Information given:
▶
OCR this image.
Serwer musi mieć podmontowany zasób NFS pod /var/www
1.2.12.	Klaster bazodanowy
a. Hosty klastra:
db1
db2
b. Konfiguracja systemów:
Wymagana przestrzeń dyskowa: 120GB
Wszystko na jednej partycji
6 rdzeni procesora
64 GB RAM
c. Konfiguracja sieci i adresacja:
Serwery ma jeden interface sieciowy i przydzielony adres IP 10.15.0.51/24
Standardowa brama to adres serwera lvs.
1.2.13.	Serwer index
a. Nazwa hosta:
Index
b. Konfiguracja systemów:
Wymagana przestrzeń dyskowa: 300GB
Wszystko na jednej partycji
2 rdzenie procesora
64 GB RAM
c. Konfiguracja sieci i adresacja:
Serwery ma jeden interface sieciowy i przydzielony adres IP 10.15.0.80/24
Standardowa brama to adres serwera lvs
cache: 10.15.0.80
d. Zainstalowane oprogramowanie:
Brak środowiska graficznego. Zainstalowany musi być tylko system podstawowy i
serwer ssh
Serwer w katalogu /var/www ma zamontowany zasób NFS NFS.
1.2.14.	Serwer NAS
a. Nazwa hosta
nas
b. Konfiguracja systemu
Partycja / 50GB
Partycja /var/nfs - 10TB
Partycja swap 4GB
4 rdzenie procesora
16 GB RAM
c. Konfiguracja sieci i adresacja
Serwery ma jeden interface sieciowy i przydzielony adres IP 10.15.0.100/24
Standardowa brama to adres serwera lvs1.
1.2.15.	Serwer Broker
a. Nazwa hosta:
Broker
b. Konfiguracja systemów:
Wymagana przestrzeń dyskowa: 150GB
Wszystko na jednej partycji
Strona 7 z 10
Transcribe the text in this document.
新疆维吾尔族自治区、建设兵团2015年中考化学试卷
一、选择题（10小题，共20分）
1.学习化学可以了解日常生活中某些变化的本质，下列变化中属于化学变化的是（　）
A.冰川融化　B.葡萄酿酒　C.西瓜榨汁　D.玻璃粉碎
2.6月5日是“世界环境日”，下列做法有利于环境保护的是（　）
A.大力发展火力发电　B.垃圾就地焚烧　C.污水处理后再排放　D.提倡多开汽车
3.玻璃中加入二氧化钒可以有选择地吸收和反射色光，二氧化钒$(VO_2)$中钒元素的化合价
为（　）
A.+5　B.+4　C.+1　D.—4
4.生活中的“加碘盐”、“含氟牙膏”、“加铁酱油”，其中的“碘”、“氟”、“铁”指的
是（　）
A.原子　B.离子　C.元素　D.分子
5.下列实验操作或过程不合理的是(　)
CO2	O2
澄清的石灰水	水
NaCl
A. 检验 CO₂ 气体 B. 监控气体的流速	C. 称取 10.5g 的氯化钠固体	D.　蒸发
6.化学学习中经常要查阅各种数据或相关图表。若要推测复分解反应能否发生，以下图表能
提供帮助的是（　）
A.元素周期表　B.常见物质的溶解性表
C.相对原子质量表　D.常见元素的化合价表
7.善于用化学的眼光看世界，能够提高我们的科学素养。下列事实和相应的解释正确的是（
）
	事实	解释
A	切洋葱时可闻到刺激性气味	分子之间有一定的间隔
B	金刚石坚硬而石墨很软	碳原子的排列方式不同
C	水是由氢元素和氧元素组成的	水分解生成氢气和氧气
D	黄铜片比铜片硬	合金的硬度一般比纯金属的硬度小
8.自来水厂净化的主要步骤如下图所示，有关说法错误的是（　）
◀
▶
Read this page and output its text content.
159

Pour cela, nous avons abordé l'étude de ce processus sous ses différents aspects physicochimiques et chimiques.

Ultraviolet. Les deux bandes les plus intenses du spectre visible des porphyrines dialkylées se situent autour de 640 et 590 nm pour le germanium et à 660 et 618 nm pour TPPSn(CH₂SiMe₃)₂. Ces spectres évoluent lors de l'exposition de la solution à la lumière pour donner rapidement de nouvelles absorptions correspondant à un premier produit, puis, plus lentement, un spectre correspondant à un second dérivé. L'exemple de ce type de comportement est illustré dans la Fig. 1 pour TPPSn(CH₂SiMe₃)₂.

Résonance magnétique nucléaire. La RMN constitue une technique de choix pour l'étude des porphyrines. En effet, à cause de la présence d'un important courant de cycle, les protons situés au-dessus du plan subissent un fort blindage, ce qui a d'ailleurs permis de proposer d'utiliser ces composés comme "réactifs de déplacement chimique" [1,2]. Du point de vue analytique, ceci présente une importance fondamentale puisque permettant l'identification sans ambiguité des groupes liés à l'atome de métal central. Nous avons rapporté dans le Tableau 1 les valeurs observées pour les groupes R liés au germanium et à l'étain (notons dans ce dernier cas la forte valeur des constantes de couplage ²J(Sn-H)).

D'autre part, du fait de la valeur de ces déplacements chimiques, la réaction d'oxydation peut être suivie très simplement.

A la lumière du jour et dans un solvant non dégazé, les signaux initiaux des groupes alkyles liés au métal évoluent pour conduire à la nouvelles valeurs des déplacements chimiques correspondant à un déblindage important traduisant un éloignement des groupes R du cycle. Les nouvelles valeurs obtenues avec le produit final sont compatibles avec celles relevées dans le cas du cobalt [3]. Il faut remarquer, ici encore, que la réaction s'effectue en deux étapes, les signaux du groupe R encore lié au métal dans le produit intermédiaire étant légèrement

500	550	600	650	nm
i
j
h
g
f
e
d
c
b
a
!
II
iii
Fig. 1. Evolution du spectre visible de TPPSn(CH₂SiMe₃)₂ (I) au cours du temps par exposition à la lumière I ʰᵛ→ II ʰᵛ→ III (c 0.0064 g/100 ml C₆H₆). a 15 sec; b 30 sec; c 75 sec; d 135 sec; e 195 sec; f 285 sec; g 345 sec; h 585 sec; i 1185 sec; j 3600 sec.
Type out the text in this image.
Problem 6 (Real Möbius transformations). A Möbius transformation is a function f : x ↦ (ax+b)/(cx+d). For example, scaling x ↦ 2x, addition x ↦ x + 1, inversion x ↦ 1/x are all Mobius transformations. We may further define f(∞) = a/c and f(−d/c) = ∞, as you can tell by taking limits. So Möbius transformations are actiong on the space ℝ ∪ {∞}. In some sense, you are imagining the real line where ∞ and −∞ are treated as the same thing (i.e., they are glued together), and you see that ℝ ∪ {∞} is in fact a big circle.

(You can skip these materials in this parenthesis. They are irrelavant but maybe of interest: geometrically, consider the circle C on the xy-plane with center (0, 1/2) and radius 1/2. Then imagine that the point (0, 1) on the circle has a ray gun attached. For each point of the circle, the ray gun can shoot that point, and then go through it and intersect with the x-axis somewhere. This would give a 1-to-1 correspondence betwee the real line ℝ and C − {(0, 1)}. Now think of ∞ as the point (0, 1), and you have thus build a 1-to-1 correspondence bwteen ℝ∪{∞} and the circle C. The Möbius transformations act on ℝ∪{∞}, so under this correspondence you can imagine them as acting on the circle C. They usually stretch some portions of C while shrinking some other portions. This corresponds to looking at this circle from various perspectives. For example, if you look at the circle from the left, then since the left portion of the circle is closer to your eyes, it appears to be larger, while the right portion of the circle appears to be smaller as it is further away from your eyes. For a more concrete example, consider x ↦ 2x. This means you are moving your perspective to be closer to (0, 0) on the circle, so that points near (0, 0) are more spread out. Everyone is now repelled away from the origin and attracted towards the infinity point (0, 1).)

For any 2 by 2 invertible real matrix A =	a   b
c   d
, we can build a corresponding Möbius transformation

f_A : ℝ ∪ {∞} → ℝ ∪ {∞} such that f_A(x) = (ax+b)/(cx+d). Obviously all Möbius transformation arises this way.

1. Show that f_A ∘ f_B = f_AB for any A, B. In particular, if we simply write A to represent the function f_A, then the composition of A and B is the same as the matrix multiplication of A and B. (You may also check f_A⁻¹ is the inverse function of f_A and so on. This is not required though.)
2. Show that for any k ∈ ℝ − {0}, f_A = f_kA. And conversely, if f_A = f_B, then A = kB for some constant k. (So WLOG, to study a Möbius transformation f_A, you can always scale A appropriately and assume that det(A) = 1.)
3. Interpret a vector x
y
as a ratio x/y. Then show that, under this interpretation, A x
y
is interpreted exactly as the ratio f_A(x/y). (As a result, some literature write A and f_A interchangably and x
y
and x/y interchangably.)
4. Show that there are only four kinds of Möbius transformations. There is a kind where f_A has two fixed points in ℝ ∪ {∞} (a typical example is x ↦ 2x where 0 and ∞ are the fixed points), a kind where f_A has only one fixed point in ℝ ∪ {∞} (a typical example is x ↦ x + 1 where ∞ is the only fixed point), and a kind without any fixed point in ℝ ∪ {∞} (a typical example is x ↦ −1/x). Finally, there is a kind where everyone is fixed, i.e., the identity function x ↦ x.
◀
Instructions for the task: Show every line of the listing in which the string "nouvelles" can be found.

Written solution:
Ultraviolet. Les deux bandes les plus intenses du spectre visible des porphyrines dialkylées se situent autour de 640 et 590 nm pour le germanium et à 660 et 618 nm pour TPPSn(CH₂SiMe₃)₂. Ces spectres évoluent lors de l'exposition de la solution à la lumière pour donner rapidement de nouvelles absorptions correspondant à un premier produit, puis, plus lentement, un spectre correspondant à un second dérivé. L'exemple de ce type de comportement est illustré dans la Fig. 1 pour TPPSn(CH₂SiMe₃)₂.
A la lumière du jour et dans un solvant non dégazé, les signaux initiaux des groupes alkyles liés au métal évoluent pour conduire à la nouvelles valeurs des déplacements chimiques correspondant à un déblindage important traduisant un éloignement des groupes R du cycle. Les nouvelles valeurs obtenues avec le produit final sont compatibles avec celles relevées dans le cas du cobalt [3]. Il faut remarquer, ici encore, que la réaction s'effectue en deux étapes, les signaux du groupe R encore lié au métal dans le produit intermédiaire étant légèrement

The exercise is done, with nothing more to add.